**What the exercise asks:** Lines with the string "protein" must each be copied from the listing.

━━ Material to process ━━

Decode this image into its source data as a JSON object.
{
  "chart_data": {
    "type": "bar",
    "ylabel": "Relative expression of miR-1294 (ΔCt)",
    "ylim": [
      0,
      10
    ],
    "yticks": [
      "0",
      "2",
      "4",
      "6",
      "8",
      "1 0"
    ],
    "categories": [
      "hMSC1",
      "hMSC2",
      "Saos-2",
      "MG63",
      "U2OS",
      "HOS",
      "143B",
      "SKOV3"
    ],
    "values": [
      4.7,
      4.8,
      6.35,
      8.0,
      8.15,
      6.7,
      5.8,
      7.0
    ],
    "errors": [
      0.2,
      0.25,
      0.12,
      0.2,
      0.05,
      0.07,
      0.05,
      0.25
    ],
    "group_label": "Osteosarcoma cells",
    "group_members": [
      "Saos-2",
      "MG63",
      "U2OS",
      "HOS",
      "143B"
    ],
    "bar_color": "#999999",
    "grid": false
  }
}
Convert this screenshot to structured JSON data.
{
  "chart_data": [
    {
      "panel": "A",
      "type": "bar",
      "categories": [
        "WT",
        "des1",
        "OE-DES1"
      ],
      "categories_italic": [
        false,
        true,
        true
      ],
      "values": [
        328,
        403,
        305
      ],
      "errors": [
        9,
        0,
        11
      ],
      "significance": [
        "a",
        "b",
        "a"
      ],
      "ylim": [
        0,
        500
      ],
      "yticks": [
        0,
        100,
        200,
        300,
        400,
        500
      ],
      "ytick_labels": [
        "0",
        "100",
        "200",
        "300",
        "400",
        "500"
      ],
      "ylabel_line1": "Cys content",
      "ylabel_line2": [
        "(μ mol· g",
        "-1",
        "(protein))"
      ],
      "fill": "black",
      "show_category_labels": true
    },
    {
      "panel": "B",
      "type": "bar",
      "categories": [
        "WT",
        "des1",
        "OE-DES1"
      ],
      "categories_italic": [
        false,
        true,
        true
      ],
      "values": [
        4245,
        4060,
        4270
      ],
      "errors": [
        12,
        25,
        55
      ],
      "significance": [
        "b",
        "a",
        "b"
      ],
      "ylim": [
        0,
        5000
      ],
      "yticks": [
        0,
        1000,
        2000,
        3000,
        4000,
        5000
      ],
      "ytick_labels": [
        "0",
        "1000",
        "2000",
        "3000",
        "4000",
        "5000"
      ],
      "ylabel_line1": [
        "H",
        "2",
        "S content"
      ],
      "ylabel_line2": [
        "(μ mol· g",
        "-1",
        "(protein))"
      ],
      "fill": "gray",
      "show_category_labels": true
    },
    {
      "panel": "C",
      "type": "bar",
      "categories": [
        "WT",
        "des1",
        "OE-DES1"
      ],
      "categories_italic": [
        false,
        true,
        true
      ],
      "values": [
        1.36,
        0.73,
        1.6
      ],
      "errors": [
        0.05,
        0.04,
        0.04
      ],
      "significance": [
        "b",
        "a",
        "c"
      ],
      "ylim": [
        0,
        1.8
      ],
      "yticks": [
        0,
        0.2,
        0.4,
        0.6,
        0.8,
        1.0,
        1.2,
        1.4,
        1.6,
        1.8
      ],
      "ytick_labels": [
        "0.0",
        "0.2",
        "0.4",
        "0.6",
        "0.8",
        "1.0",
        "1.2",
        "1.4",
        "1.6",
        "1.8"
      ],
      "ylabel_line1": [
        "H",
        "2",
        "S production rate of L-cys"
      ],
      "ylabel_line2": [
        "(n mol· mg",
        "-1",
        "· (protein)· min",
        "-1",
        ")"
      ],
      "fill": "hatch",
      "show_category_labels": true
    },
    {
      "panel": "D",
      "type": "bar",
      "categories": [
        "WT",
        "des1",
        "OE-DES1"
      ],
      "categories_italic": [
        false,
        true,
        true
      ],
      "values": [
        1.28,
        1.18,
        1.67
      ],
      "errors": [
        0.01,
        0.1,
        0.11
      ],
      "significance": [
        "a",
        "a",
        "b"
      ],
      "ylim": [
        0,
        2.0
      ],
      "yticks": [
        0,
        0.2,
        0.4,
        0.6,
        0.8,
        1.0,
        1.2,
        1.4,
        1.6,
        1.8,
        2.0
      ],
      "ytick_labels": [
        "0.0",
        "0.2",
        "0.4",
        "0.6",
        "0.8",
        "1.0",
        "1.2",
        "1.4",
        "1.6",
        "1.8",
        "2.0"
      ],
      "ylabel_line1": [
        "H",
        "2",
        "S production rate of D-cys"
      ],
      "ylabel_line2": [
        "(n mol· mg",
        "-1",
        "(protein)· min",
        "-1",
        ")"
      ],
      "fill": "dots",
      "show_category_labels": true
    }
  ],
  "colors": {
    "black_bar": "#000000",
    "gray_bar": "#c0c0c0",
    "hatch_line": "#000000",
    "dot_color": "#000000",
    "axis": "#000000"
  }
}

━━━

**Exercise output:**
        "(protein))"
        "(protein))"
        "· (protein)· min",
        "(protein)· min",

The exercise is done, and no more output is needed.